## Task to carry out
Set the listing down again in full, word for word, with the pictures left out.

## The data
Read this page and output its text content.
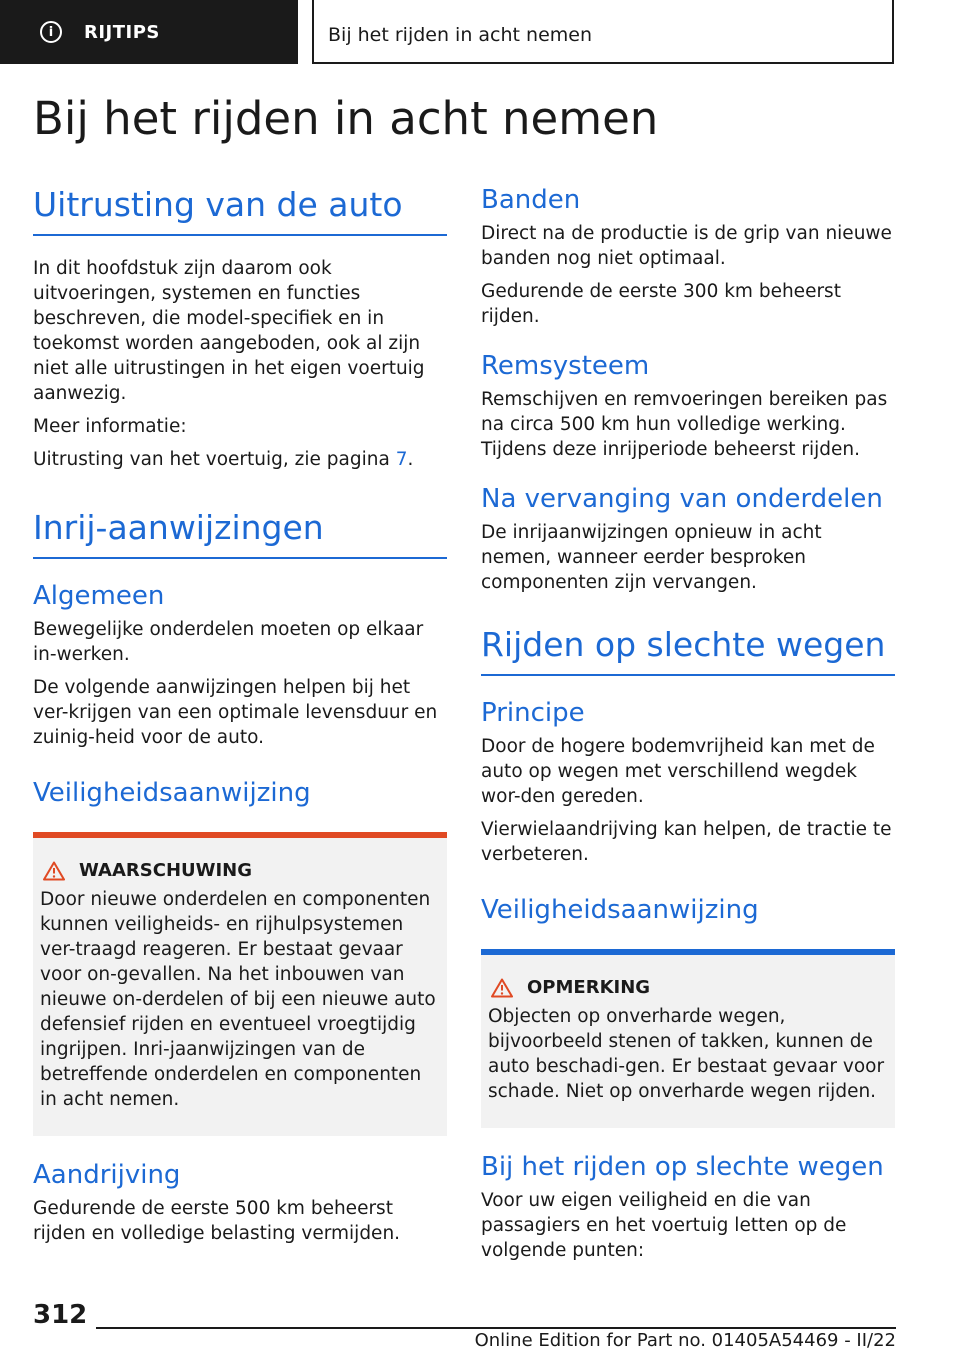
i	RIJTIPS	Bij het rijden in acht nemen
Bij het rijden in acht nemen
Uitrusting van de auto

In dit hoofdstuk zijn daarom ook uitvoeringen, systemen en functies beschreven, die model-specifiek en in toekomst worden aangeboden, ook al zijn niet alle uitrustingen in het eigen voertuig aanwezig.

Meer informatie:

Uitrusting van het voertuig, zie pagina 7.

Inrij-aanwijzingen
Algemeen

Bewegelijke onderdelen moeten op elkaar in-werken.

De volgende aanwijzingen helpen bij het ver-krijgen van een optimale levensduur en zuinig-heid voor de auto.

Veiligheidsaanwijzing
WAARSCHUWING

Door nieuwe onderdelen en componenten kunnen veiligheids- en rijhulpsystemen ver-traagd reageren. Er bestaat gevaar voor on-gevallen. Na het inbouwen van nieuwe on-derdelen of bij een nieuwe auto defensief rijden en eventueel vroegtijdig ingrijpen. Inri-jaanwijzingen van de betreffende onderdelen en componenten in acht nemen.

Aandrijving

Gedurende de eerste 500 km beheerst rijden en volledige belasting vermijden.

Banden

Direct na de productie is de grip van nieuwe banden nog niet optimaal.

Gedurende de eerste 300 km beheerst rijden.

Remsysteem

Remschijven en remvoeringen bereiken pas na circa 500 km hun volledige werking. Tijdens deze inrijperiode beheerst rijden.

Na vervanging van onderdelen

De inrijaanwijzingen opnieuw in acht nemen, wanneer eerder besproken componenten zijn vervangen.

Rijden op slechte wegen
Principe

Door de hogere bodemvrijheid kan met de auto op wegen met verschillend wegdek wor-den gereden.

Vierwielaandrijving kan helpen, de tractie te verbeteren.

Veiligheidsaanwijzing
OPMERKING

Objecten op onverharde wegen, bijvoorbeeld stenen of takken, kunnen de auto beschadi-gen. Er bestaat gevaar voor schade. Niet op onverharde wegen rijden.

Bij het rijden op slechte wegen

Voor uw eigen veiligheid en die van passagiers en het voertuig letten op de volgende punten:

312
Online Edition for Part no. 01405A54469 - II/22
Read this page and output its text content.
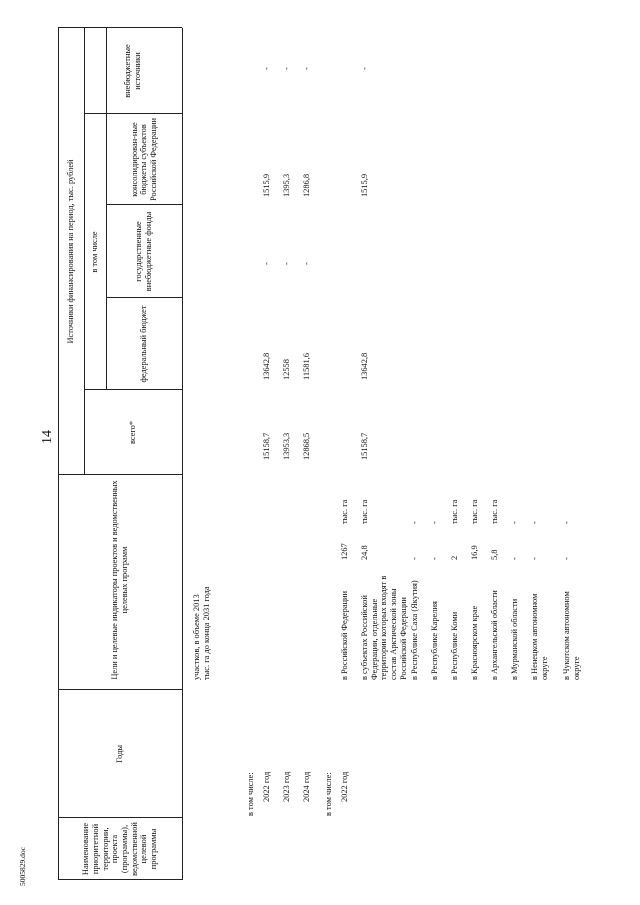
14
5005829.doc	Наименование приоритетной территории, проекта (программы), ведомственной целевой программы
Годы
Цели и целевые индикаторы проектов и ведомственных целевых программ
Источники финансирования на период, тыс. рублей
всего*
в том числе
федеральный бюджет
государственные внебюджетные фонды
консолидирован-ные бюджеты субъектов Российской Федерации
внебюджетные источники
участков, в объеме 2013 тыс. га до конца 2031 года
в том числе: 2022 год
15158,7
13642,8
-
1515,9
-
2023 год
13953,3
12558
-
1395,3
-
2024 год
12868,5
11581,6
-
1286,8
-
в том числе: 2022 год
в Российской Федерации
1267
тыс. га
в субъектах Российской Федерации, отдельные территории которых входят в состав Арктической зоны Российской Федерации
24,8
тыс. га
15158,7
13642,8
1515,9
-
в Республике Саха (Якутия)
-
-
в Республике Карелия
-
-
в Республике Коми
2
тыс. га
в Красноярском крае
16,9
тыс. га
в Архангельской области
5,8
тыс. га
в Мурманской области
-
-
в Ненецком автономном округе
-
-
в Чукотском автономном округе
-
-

## Output of the exercise
Read this page and output its text content.
i	RIJTIPS	Bij het rijden in acht nemen
Bij het rijden in acht nemen
Uitrusting van de auto

In dit hoofdstuk zijn daarom ook uitvoeringen, systemen en functies beschreven, die model-specifiek en in toekomst worden aangeboden, ook al zijn niet alle uitrustingen in het eigen voertuig aanwezig.

Meer informatie:

Uitrusting van het voertuig, zie pagina 7.

Inrij-aanwijzingen
Algemeen

Bewegelijke onderdelen moeten op elkaar in-werken.

De volgende aanwijzingen helpen bij het ver-krijgen van een optimale levensduur en zuinig-heid voor de auto.

Veiligheidsaanwijzing
WAARSCHUWING

Door nieuwe onderdelen en componenten kunnen veiligheids- en rijhulpsystemen ver-traagd reageren. Er bestaat gevaar voor on-gevallen. Na het inbouwen van nieuwe on-derdelen of bij een nieuwe auto defensief rijden en eventueel vroegtijdig ingrijpen. Inri-jaanwijzingen van de betreffende onderdelen en componenten in acht nemen.

Aandrijving

Gedurende de eerste 500 km beheerst rijden en volledige belasting vermijden.

Banden

Direct na de productie is de grip van nieuwe banden nog niet optimaal.

Gedurende de eerste 300 km beheerst rijden.

Remsysteem

Remschijven en remvoeringen bereiken pas na circa 500 km hun volledige werking. Tijdens deze inrijperiode beheerst rijden.

Na vervanging van onderdelen

De inrijaanwijzingen opnieuw in acht nemen, wanneer eerder besproken componenten zijn vervangen.

Rijden op slechte wegen
Principe

Door de hogere bodemvrijheid kan met de auto op wegen met verschillend wegdek wor-den gereden.

Vierwielaandrijving kan helpen, de tractie te verbeteren.

Veiligheidsaanwijzing
OPMERKING

Objecten op onverharde wegen, bijvoorbeeld stenen of takken, kunnen de auto beschadi-gen. Er bestaat gevaar voor schade. Niet op onverharde wegen rijden.

Bij het rijden op slechte wegen

Voor uw eigen veiligheid en die van passagiers en het voertuig letten op de volgende punten:

312
Online Edition for Part no. 01405A54469 - II/22
Read this page and output its text content.
14
5005829.doc	Наименование приоритетной территории, проекта (программы), ведомственной целевой программы
Годы
Цели и целевые индикаторы проектов и ведомственных целевых программ
Источники финансирования на период, тыс. рублей
всего*
в том числе
федеральный бюджет
государственные внебюджетные фонды
консолидирован-ные бюджеты субъектов Российской Федерации
внебюджетные источники
участков, в объеме 2013 тыс. га до конца 2031 года
в том числе: 2022 год
15158,7
13642,8
-
1515,9
-
2023 год
13953,3
12558
-
1395,3
-
2024 год
12868,5
11581,6
-
1286,8
-
в том числе: 2022 год
в Российской Федерации
1267
тыс. га
в субъектах Российской Федерации, отдельные территории которых входят в состав Арктической зоны Российской Федерации
24,8
тыс. га
15158,7
13642,8
1515,9
-
в Республике Саха (Якутия)
-
-
в Республике Карелия
-
-
в Республике Коми
2
тыс. га
в Красноярском крае
16,9
тыс. га
в Архангельской области
5,8
тыс. га
в Мурманской области
-
-
в Ненецком автономном округе
-
-
в Чукотском автономном округе
-
-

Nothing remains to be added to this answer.